**Text section:**
○ ○ ○ ○

From ff09893c559d340e12cc28e8627c8754eaa78d4b Mon Sep 17 00:00:00 2001
From: Matt Wala <wala1@illinois.edu>
Date: Thu, 26 Apr 2018 23:32:41 -0500
Subject: [PATCH 4/6] Checkpoint

---
 pytential/qbx/fmmlib.py           |   4 +-
 pytential/qbx/target_specific.pyx | 114 ++++++++++++++++++++++--------
 setup.py                          |   2 +-
 3 files changed, 88 insertions(+), 32 deletions(-)

diff --git a/pytential/qbx/fmmlib.py b/pytential/qbx/fmmlib.py
index f19d23e6..ae323a24 100644
--- a/pytential/qbx/fmmlib.py
+++ b/pytential/qbx/fmmlib.py
@@ -56,13 +56,13 @@ class QBXFMMLibExpansionWranglerCodeContainer(object):
             qbx_order, fmm_level_to_order,
             source_extra_kwargs={},
             kernel_extra_kwargs=None,
-            _use_tsqbx_list1=False):
+            _use_target_specific_list1=False):
 
         return QBXFMMLibExpansionWrangler(self, queue, geo_data, dtype,
                 qbx_order, fmm_level_to_order,
                 source_extra_kwargs,
                 kernel_extra_kwargs,
-                _use_tsqbx_list1)

○ ○ ○ ○

**What to work on:**
Retype the Git patch above in full, keeping every line, space, and symbol unchanged.

○ ○ ○ ○

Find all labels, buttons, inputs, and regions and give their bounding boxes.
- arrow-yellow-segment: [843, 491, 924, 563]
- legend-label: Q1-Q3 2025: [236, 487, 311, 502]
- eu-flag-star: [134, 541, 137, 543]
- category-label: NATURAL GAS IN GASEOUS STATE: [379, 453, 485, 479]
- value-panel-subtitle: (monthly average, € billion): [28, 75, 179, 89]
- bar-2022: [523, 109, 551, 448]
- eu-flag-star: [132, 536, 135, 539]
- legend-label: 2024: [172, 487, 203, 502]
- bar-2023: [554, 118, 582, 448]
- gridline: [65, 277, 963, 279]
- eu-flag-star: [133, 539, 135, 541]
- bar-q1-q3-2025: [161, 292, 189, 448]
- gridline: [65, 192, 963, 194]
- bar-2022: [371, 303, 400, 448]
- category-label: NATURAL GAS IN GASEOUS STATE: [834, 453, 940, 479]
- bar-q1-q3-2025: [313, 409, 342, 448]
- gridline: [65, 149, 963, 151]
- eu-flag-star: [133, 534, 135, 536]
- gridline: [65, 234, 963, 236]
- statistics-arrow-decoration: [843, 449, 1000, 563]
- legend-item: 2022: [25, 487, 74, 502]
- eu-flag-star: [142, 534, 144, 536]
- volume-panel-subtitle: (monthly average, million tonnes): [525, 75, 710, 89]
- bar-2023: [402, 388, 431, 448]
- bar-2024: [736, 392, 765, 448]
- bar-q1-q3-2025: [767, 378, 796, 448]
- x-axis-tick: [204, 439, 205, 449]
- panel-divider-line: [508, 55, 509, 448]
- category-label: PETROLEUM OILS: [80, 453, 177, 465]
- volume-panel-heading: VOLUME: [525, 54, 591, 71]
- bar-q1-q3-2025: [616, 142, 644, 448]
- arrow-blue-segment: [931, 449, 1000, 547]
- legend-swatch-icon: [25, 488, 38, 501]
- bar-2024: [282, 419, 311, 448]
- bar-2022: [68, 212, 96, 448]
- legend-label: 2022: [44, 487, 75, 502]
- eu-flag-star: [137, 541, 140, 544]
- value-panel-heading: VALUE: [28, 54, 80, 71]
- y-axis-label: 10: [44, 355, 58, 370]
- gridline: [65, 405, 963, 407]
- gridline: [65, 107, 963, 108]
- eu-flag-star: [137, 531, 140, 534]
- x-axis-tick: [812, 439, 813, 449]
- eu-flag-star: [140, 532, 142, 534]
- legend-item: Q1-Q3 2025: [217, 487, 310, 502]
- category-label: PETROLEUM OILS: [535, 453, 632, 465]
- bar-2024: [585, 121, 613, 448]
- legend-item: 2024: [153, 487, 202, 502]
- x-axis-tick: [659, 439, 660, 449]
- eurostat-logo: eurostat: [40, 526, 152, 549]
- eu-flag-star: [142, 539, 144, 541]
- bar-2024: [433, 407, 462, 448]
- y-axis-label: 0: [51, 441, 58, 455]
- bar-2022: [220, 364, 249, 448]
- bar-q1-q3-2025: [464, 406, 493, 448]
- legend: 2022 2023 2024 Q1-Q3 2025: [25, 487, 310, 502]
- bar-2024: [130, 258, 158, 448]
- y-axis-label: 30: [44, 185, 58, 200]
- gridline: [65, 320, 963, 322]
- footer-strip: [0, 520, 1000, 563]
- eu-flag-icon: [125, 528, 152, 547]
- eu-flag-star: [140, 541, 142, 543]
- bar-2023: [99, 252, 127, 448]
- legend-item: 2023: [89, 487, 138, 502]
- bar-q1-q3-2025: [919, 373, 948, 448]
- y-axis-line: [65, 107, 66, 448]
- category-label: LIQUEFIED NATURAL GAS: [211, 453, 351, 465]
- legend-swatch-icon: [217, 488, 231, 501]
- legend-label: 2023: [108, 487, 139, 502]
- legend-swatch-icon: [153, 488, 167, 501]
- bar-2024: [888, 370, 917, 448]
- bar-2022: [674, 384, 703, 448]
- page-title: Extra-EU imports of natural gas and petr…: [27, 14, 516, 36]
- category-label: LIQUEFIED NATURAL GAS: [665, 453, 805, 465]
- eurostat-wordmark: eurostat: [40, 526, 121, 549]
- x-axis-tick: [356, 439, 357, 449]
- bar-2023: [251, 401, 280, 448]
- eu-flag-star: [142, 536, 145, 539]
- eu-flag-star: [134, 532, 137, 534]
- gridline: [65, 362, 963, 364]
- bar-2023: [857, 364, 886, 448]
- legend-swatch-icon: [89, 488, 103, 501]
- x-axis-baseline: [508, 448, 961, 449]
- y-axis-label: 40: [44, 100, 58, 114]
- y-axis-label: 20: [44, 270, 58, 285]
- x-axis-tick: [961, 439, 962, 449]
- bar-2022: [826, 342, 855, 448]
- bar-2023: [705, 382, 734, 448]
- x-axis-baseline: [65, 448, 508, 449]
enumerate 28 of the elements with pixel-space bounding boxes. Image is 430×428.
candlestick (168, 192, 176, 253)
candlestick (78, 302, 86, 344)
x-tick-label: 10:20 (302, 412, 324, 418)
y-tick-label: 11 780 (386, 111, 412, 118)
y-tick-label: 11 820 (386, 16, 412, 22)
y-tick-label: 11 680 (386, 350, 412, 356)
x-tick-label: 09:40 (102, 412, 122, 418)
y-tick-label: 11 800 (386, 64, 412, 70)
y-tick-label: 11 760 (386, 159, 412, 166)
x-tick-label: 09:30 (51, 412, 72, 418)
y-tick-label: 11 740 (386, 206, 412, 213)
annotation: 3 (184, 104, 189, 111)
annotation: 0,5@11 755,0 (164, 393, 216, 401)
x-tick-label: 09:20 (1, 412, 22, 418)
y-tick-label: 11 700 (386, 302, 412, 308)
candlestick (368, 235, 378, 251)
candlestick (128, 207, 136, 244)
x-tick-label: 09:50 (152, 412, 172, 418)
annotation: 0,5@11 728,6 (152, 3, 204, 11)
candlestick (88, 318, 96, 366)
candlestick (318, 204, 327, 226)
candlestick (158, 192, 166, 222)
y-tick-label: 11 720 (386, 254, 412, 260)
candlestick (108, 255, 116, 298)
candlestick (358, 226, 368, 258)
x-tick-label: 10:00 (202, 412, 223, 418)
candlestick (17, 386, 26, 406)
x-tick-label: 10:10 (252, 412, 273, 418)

○ ○ ○ ○

**In response:**
From ff09893c559d340e12cc28e8627c8754eaa78d4b Mon Sep 17 00:00:00 2001
From: Matt Wala <wala1@illinois.edu>
Date: Thu, 26 Apr 2018 23:32:41 -0500
Subject: [PATCH 4/6] Checkpoint

---
 pytential/qbx/fmmlib.py           |   4 +-
 pytential/qbx/target_specific.pyx | 114 ++++++++++++++++++++++--------
 setup.py                          |   2 +-
 3 files changed, 88 insertions(+), 32 deletions(-)

diff --git a/pytential/qbx/fmmlib.py b/pytential/qbx/fmmlib.py
index f19d23e6..ae323a24 100644
--- a/pytential/qbx/fmmlib.py
+++ b/pytential/qbx/fmmlib.py
@@ -56,13 +56,13 @@ class QBXFMMLibExpansionWranglerCodeContainer(object):
             qbx_order, fmm_level_to_order,
             source_extra_kwargs={},
             kernel_extra_kwargs=None,
-            _use_tsqbx_list1=False):
+            _use_target_specific_list1=False):
 
         return QBXFMMLibExpansionWrangler(self, queue, geo_data, dtype,
                 qbx_order, fmm_level_to_order,
                 source_extra_kwargs,
                 kernel_extra_kwargs,
-                _use_tsqbx_list1)